**THE PROBLEM**
Wherever "receiving" appears in a line, copy that line.
** Begin MATERIAL **
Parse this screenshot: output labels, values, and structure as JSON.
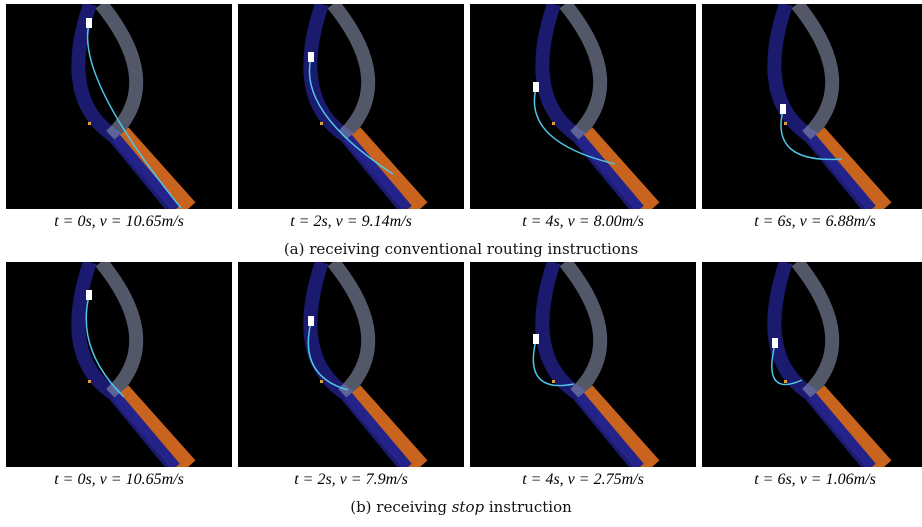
{
  "rows": [
    {
      "panels": [
        "t = 0s, v = 10.65m/s",
        "t = 2s, v = 9.14m/s",
        "t = 4s, v = 8.00m/s",
        "t = 6s, v = 6.88m/s"
      ],
      "caption": {
        "text": "(a) receiving conventional routing instructions"
      }
    },
    {
      "panels": [
        "t = 0s, v = 10.65m/s",
        "t = 2s, v = 7.9m/s",
        "t = 4s, v = 2.75m/s",
        "t = 6s, v = 1.06m/s"
      ],
      "caption": {
        "prefix": "(b) receiving ",
        "emphasis": "stop",
        "suffix": " instruction"
      }
    }
  ]
}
** End MATERIAL **
**COMPLETED TASK**
        "text": "(a) receiving conventional routing instructions"
        "prefix": "(b) receiving ",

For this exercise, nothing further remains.